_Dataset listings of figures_
════════════════
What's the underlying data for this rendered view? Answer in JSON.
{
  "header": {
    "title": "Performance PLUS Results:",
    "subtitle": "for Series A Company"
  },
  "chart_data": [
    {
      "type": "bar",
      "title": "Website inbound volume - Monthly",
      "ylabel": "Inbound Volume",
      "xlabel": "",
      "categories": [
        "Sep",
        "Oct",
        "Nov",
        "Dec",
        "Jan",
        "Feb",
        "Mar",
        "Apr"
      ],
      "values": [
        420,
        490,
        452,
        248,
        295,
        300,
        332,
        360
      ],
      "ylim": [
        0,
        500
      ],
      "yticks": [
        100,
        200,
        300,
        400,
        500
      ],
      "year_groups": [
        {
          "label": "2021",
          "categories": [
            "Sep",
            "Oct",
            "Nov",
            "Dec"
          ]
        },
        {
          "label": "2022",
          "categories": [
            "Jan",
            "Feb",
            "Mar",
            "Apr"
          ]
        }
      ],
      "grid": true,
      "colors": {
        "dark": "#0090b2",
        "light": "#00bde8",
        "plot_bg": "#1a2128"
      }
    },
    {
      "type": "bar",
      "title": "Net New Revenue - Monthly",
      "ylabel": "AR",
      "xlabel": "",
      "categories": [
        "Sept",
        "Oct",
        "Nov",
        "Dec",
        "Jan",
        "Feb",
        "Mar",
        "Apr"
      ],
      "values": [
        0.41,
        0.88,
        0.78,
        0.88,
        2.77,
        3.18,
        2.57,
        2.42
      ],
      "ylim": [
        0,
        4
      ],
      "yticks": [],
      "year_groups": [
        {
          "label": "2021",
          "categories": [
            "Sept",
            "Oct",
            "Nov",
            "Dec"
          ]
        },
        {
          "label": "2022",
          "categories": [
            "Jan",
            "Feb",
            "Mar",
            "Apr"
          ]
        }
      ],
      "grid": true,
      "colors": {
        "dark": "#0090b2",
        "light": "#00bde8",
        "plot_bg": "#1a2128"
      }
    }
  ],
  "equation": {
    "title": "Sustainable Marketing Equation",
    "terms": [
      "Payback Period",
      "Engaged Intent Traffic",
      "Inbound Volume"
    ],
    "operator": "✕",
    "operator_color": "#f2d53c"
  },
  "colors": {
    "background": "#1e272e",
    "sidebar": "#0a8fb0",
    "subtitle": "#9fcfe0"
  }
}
════════════════
_WHAT IS ASKED_
All records above must be set down exactly, please.

_SOLUTION TO THE PROBLEM_
What's the underlying data for this rendered view? Answer in JSON.
{
  "header": {
    "title": "Performance PLUS Results:",
    "subtitle": "for Series A Company"
  },
  "chart_data": [
    {
      "type": "bar",
      "title": "Website inbound volume - Monthly",
      "ylabel": "Inbound Volume",
      "xlabel": "",
      "categories": [
        "Sep",
        "Oct",
        "Nov",
        "Dec",
        "Jan",
        "Feb",
        "Mar",
        "Apr"
      ],
      "values": [
        420,
        490,
        452,
        248,
        295,
        300,
        332,
        360
      ],
      "ylim": [
        0,
        500
      ],
      "yticks": [
        100,
        200,
        300,
        400,
        500
      ],
      "year_groups": [
        {
          "label": "2021",
          "categories": [
            "Sep",
            "Oct",
            "Nov",
            "Dec"
          ]
        },
        {
          "label": "2022",
          "categories": [
            "Jan",
            "Feb",
            "Mar",
            "Apr"
          ]
        }
      ],
      "grid": true,
      "colors": {
        "dark": "#0090b2",
        "light": "#00bde8",
        "plot_bg": "#1a2128"
      }
    },
    {
      "type": "bar",
      "title": "Net New Revenue - Monthly",
      "ylabel": "AR",
      "xlabel": "",
      "categories": [
        "Sept",
        "Oct",
        "Nov",
        "Dec",
        "Jan",
        "Feb",
        "Mar",
        "Apr"
      ],
      "values": [
        0.41,
        0.88,
        0.78,
        0.88,
        2.77,
        3.18,
        2.57,
        2.42
      ],
      "ylim": [
        0,
        4
      ],
      "yticks": [],
      "year_groups": [
        {
          "label": "2021",
          "categories": [
            "Sept",
            "Oct",
            "Nov",
            "Dec"
          ]
        },
        {
          "label": "2022",
          "categories": [
            "Jan",
            "Feb",
            "Mar",
            "Apr"
          ]
        }
      ],
      "grid": true,
      "colors": {
        "dark": "#0090b2",
        "light": "#00bde8",
        "plot_bg": "#1a2128"
      }
    }
  ],
  "equation": {
    "title": "Sustainable Marketing Equation",
    "terms": [
      "Payback Period",
      "Engaged Intent Traffic",
      "Inbound Volume"
    ],
    "operator": "✕",
    "operator_color": "#f2d53c"
  },
  "colors": {
    "background": "#1e272e",
    "sidebar": "#0a8fb0",
    "subtitle": "#9fcfe0"
  }
}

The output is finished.